Pick out and copy every line below that has the word "values".

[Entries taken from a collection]
"""
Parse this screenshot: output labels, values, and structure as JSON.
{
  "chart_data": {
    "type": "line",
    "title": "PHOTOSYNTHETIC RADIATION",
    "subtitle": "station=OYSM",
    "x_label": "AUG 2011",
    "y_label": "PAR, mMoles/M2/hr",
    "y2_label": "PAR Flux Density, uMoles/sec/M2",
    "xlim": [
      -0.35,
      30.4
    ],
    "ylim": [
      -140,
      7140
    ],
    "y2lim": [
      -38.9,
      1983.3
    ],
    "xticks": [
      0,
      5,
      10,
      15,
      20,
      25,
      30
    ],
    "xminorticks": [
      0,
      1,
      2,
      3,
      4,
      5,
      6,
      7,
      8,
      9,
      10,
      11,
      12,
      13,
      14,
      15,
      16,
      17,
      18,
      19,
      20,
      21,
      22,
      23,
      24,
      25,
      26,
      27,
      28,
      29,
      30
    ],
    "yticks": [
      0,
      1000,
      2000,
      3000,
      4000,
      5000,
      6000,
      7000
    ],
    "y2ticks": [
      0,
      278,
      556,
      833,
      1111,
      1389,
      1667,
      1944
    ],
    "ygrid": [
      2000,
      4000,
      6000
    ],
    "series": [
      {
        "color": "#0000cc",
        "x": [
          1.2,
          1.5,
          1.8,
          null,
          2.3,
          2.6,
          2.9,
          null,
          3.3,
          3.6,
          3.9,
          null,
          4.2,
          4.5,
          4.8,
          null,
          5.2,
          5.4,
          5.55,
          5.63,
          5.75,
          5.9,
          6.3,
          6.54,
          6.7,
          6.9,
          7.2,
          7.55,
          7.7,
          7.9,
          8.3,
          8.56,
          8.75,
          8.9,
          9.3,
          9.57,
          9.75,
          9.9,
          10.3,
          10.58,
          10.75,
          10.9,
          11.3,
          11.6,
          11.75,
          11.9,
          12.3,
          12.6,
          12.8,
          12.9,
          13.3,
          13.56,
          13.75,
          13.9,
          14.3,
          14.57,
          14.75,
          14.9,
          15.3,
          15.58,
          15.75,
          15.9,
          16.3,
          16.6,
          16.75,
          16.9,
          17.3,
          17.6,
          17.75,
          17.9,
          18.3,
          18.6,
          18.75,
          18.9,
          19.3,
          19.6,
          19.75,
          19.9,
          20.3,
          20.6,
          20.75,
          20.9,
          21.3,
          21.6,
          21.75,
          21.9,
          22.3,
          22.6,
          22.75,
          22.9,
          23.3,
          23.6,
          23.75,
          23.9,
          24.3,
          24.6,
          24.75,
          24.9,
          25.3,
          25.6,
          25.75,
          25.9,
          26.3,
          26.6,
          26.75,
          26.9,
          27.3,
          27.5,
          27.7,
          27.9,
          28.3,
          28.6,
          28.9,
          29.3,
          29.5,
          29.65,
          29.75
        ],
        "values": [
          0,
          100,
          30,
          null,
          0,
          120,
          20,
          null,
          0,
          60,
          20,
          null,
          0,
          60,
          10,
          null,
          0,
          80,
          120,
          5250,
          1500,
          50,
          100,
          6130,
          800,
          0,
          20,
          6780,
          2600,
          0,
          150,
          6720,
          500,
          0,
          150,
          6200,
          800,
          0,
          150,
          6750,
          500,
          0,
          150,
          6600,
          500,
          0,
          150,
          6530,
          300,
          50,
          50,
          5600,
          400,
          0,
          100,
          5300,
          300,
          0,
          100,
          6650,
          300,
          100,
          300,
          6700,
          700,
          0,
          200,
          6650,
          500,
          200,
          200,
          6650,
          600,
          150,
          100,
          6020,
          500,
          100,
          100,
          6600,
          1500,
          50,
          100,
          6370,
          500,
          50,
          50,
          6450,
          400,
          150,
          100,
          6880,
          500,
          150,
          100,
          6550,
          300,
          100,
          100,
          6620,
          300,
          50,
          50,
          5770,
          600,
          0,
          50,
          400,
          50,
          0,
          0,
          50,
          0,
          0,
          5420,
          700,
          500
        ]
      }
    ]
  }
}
"""
- Exercise solution -
Parse this screenshot: output labels, values, and structure as JSON.
        "values": [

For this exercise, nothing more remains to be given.